### What you need to do:
Give back every line exactly as it appears, pictures excluded.

### Data items:
↓↓↓
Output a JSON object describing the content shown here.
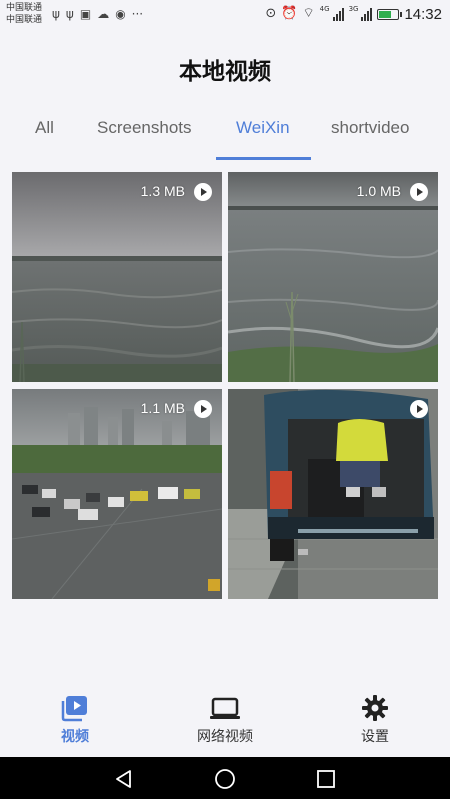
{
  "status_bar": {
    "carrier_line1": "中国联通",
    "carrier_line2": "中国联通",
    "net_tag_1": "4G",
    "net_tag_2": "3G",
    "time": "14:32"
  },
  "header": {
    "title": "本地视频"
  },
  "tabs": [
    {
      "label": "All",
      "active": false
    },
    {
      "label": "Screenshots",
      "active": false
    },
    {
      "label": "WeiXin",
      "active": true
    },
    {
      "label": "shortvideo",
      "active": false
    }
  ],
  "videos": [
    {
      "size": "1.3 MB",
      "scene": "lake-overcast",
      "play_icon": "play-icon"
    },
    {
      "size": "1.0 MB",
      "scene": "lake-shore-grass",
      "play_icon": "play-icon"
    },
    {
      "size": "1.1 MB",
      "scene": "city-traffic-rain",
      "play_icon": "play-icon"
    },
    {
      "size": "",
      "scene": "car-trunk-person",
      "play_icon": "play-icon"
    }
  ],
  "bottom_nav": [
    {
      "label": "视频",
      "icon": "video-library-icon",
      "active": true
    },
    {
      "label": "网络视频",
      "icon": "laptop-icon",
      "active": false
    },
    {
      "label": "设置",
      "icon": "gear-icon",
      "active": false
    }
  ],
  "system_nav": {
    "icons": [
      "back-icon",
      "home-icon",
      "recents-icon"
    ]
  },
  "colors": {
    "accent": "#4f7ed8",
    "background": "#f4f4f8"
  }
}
↑↑↑
### Written response:
Output a JSON object describing the content shown here.
{
  "status_bar": {
    "carrier_line1": "中国联通",
    "carrier_line2": "中国联通",
    "net_tag_1": "4G",
    "net_tag_2": "3G",
    "time": "14:32"
  },
  "header": {
    "title": "本地视频"
  },
  "tabs": [
    {
      "label": "All",
      "active": false
    },
    {
      "label": "Screenshots",
      "active": false
    },
    {
      "label": "WeiXin",
      "active": true
    },
    {
      "label": "shortvideo",
      "active": false
    }
  ],
  "videos": [
    {
      "size": "1.3 MB",
      "scene": "lake-overcast",
      "play_icon": "play-icon"
    },
    {
      "size": "1.0 MB",
      "scene": "lake-shore-grass",
      "play_icon": "play-icon"
    },
    {
      "size": "1.1 MB",
      "scene": "city-traffic-rain",
      "play_icon": "play-icon"
    },
    {
      "size": "",
      "scene": "car-trunk-person",
      "play_icon": "play-icon"
    }
  ],
  "bottom_nav": [
    {
      "label": "视频",
      "icon": "video-library-icon",
      "active": true
    },
    {
      "label": "网络视频",
      "icon": "laptop-icon",
      "active": false
    },
    {
      "label": "设置",
      "icon": "gear-icon",
      "active": false
    }
  ],
  "system_nav": {
    "icons": [
      "back-icon",
      "home-icon",
      "recents-icon"
    ]
  },
  "colors": {
    "accent": "#4f7ed8",
    "background": "#f4f4f8"
  }
}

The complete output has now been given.